§ Excerpted records:
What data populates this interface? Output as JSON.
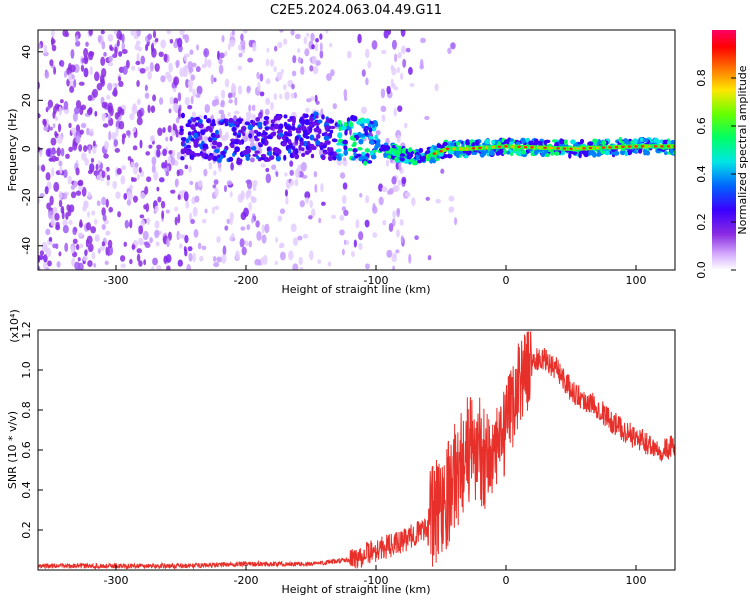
{
  "title": "C2E5.2024.063.04.49.G11",
  "chart_data": [
    {
      "type": "heatmap",
      "xlabel": "Height of straight line (km)",
      "ylabel": "Frequency (Hz)",
      "xlim": [
        -360,
        130
      ],
      "ylim": [
        -50,
        49
      ],
      "x_ticks": [
        -300,
        -200,
        -100,
        0,
        100
      ],
      "y_ticks": [
        -40,
        -20,
        0,
        20,
        40
      ],
      "colorbar": {
        "label": "Normalized spectral amplitude",
        "range": [
          0,
          1
        ],
        "ticks": [
          0.0,
          0.2,
          0.4,
          0.6,
          0.8
        ],
        "colormap": "rainbow (white-purple-blue-cyan-green-yellow-red-magenta)"
      },
      "ridge_frequency_hz": [
        {
          "x": -240,
          "y": 5
        },
        {
          "x": -200,
          "y": 3
        },
        {
          "x": -150,
          "y": 6
        },
        {
          "x": -120,
          "y": 4
        },
        {
          "x": -100,
          "y": 2
        },
        {
          "x": -80,
          "y": -3
        },
        {
          "x": -60,
          "y": -3
        },
        {
          "x": -45,
          "y": 0
        },
        {
          "x": -30,
          "y": 0
        },
        {
          "x": 0,
          "y": 1
        },
        {
          "x": 50,
          "y": 0
        },
        {
          "x": 100,
          "y": 1
        },
        {
          "x": 130,
          "y": 1
        }
      ]
    },
    {
      "type": "line",
      "xlabel": "Height of straight line (km)",
      "ylabel": "SNR (10 * v/v)",
      "y_multiplier": "(x10⁴)",
      "xlim": [
        -360,
        130
      ],
      "ylim": [
        0,
        1.2
      ],
      "x_ticks": [
        -300,
        -200,
        -100,
        0,
        100
      ],
      "y_ticks": [
        0.2,
        0.4,
        0.6,
        0.8,
        1.0,
        1.2
      ],
      "color": "#e8302a",
      "series": [
        {
          "name": "",
          "points": [
            [
              -360,
              0.02
            ],
            [
              -300,
              0.02
            ],
            [
              -250,
              0.02
            ],
            [
              -200,
              0.03
            ],
            [
              -150,
              0.03
            ],
            [
              -120,
              0.05
            ],
            [
              -100,
              0.1
            ],
            [
              -80,
              0.14
            ],
            [
              -60,
              0.22
            ],
            [
              -40,
              0.45
            ],
            [
              -30,
              0.6
            ],
            [
              -20,
              0.6
            ],
            [
              -10,
              0.55
            ],
            [
              0,
              0.7
            ],
            [
              10,
              0.95
            ],
            [
              20,
              1.05
            ],
            [
              30,
              1.05
            ],
            [
              40,
              1.0
            ],
            [
              50,
              0.9
            ],
            [
              60,
              0.85
            ],
            [
              70,
              0.82
            ],
            [
              80,
              0.75
            ],
            [
              90,
              0.7
            ],
            [
              100,
              0.66
            ],
            [
              110,
              0.63
            ],
            [
              120,
              0.6
            ],
            [
              130,
              0.62
            ]
          ]
        }
      ]
    }
  ]
}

§ Job: Can you retype every record above exactly, leaving out the pictures?

§ Solution below:
What data populates this interface? Output as JSON.
{
  "title": "C2E5.2024.063.04.49.G11",
  "chart_data": [
    {
      "type": "heatmap",
      "xlabel": "Height of straight line (km)",
      "ylabel": "Frequency (Hz)",
      "xlim": [
        -360,
        130
      ],
      "ylim": [
        -50,
        49
      ],
      "x_ticks": [
        -300,
        -200,
        -100,
        0,
        100
      ],
      "y_ticks": [
        -40,
        -20,
        0,
        20,
        40
      ],
      "colorbar": {
        "label": "Normalized spectral amplitude",
        "range": [
          0,
          1
        ],
        "ticks": [
          0.0,
          0.2,
          0.4,
          0.6,
          0.8
        ],
        "colormap": "rainbow (white-purple-blue-cyan-green-yellow-red-magenta)"
      },
      "ridge_frequency_hz": [
        {
          "x": -240,
          "y": 5
        },
        {
          "x": -200,
          "y": 3
        },
        {
          "x": -150,
          "y": 6
        },
        {
          "x": -120,
          "y": 4
        },
        {
          "x": -100,
          "y": 2
        },
        {
          "x": -80,
          "y": -3
        },
        {
          "x": -60,
          "y": -3
        },
        {
          "x": -45,
          "y": 0
        },
        {
          "x": -30,
          "y": 0
        },
        {
          "x": 0,
          "y": 1
        },
        {
          "x": 50,
          "y": 0
        },
        {
          "x": 100,
          "y": 1
        },
        {
          "x": 130,
          "y": 1
        }
      ]
    },
    {
      "type": "line",
      "xlabel": "Height of straight line (km)",
      "ylabel": "SNR (10 * v/v)",
      "y_multiplier": "(x10⁴)",
      "xlim": [
        -360,
        130
      ],
      "ylim": [
        0,
        1.2
      ],
      "x_ticks": [
        -300,
        -200,
        -100,
        0,
        100
      ],
      "y_ticks": [
        0.2,
        0.4,
        0.6,
        0.8,
        1.0,
        1.2
      ],
      "color": "#e8302a",
      "series": [
        {
          "name": "",
          "points": [
            [
              -360,
              0.02
            ],
            [
              -300,
              0.02
            ],
            [
              -250,
              0.02
            ],
            [
              -200,
              0.03
            ],
            [
              -150,
              0.03
            ],
            [
              -120,
              0.05
            ],
            [
              -100,
              0.1
            ],
            [
              -80,
              0.14
            ],
            [
              -60,
              0.22
            ],
            [
              -40,
              0.45
            ],
            [
              -30,
              0.6
            ],
            [
              -20,
              0.6
            ],
            [
              -10,
              0.55
            ],
            [
              0,
              0.7
            ],
            [
              10,
              0.95
            ],
            [
              20,
              1.05
            ],
            [
              30,
              1.05
            ],
            [
              40,
              1.0
            ],
            [
              50,
              0.9
            ],
            [
              60,
              0.85
            ],
            [
              70,
              0.82
            ],
            [
              80,
              0.75
            ],
            [
              90,
              0.7
            ],
            [
              100,
              0.66
            ],
            [
              110,
              0.63
            ],
            [
              120,
              0.6
            ],
            [
              130,
              0.62
            ]
          ]
        }
      ]
    }
  ]
}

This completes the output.